_THE EXERCISE_: Report only the number of lines in the records that contain the word "nonbanks".

_EXERCISE MATERIALS_:
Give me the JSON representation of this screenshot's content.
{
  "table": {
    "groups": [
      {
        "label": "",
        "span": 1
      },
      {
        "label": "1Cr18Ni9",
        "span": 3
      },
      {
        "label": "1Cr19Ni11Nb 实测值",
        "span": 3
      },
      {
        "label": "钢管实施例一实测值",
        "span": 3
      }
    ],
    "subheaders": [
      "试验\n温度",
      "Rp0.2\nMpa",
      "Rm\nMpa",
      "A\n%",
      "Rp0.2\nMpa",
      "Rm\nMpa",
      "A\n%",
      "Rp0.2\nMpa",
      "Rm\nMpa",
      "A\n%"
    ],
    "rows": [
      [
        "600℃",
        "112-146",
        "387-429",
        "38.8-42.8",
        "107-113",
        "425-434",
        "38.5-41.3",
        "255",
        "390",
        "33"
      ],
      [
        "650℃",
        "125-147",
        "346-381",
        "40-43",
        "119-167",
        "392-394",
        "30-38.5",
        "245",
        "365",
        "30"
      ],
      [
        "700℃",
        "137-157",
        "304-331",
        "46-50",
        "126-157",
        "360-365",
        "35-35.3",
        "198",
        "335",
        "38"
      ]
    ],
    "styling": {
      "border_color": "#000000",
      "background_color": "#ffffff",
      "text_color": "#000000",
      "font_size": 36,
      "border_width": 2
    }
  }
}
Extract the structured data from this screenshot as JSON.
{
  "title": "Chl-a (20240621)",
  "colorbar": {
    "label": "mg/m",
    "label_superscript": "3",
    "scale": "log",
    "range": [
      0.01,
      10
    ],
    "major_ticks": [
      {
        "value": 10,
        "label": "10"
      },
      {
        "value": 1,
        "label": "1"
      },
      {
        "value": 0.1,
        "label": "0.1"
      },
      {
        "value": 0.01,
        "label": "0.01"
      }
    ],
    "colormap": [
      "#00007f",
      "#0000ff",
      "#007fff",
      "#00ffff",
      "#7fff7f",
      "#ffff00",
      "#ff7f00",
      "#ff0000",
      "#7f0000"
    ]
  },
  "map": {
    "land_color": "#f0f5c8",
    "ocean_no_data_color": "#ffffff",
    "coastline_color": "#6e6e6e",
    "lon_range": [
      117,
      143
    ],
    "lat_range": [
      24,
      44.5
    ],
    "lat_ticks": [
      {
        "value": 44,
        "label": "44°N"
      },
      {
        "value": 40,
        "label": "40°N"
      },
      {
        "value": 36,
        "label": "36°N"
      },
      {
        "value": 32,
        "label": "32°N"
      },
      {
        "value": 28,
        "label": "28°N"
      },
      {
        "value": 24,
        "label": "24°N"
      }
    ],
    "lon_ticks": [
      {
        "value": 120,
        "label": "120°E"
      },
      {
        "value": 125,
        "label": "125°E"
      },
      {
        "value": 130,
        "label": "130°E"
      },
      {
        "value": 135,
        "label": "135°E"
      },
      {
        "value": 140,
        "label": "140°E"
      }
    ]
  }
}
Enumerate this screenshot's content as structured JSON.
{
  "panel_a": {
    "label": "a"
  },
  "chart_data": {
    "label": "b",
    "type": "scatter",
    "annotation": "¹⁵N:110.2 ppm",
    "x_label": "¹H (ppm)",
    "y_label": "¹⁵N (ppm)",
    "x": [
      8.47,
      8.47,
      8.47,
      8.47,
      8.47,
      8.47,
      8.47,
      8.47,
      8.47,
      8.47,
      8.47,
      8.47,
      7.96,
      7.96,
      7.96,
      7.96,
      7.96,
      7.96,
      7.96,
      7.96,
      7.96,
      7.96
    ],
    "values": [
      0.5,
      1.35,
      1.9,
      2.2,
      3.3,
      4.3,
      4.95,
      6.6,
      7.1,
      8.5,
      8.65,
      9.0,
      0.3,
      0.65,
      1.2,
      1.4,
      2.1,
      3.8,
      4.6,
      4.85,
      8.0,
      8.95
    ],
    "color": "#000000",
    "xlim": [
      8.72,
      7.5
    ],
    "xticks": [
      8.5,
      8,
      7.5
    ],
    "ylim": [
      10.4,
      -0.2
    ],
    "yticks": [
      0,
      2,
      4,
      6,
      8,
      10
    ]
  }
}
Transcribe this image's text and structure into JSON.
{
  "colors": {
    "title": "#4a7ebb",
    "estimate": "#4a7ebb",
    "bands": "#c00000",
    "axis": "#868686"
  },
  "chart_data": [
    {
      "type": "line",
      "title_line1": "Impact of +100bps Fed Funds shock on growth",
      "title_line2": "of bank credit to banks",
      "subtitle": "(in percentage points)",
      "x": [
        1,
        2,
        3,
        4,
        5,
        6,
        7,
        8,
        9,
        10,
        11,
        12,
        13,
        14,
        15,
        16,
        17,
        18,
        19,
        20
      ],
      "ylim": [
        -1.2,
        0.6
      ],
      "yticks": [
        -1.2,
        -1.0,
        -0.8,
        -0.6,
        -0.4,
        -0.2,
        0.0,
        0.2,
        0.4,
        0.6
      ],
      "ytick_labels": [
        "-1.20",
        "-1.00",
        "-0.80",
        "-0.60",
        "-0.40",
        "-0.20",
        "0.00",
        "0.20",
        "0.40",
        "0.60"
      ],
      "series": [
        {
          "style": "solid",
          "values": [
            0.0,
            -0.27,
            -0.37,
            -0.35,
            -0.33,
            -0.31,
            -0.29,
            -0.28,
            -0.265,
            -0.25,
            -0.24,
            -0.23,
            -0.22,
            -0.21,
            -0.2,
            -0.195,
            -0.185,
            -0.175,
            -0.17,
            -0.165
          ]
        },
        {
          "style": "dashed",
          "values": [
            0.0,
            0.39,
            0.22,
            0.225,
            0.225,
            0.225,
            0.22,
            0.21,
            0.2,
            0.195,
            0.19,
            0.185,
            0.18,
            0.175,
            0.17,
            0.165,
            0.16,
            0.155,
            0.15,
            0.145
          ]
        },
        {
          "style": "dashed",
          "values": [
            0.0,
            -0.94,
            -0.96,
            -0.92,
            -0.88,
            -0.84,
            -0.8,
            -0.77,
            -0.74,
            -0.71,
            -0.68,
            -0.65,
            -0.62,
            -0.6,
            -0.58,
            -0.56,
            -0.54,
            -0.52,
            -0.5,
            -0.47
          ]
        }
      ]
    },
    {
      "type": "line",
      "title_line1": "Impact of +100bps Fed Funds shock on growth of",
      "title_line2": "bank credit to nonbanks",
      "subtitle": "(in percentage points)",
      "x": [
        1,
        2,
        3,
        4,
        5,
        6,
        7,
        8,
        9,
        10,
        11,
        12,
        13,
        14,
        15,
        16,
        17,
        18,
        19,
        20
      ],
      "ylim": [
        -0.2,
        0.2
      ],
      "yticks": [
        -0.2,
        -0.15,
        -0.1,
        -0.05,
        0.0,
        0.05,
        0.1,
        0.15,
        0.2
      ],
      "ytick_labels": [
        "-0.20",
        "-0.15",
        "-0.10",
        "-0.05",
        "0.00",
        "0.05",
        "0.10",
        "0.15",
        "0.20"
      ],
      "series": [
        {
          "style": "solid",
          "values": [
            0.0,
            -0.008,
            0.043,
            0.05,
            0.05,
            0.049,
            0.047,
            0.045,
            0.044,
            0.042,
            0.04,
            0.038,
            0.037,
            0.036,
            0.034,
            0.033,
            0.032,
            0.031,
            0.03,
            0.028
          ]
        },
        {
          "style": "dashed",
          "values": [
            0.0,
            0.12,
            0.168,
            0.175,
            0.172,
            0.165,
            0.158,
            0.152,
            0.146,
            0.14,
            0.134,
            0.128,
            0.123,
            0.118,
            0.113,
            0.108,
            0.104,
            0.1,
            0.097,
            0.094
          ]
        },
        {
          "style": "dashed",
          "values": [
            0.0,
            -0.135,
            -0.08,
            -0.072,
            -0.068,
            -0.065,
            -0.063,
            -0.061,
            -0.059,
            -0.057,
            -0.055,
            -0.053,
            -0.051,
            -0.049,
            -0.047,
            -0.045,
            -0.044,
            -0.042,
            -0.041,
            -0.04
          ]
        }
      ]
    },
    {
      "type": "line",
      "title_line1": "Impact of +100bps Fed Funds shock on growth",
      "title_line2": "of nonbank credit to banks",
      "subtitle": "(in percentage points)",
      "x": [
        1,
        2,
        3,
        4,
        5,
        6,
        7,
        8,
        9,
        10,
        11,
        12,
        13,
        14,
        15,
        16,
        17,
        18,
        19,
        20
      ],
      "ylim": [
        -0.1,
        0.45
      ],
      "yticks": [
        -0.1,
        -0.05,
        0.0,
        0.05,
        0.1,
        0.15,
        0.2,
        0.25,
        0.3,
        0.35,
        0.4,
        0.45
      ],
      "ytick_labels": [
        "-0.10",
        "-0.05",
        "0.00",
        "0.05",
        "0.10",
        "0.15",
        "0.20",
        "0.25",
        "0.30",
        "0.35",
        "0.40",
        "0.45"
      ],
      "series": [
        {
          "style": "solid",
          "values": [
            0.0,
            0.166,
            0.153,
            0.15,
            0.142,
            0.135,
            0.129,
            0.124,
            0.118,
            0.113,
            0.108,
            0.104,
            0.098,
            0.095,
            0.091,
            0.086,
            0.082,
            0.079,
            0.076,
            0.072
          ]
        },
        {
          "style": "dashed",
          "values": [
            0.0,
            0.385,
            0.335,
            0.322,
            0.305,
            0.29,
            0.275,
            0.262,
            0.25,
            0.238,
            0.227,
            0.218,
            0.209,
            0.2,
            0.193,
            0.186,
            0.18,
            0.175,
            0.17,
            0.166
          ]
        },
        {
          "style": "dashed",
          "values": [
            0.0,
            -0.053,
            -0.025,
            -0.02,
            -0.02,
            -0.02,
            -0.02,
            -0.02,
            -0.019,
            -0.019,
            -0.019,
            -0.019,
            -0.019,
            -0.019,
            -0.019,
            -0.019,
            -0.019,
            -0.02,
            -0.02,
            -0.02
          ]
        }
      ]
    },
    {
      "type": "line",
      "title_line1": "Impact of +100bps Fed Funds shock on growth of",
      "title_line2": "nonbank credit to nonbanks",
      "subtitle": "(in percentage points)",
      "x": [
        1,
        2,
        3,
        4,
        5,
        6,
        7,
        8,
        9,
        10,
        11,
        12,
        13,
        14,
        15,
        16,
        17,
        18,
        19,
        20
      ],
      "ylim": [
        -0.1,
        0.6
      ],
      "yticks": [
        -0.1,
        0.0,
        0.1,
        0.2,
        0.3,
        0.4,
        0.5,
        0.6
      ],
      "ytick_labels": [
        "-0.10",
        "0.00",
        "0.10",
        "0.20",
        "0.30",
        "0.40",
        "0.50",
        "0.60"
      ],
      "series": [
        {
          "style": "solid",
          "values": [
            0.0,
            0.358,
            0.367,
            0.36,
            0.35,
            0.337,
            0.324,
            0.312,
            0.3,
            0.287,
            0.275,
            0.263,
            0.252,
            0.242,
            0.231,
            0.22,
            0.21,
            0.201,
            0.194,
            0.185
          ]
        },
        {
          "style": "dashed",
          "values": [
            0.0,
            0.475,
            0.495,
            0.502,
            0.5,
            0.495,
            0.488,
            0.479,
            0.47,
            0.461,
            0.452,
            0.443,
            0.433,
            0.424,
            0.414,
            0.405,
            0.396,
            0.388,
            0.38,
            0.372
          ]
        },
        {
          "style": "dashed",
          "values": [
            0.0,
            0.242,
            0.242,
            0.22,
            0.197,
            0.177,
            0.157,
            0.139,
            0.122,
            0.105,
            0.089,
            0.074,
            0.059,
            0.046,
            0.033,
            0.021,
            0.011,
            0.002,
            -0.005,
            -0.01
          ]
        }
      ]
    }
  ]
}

_OUTPUT OF THE EXERCISE_: 2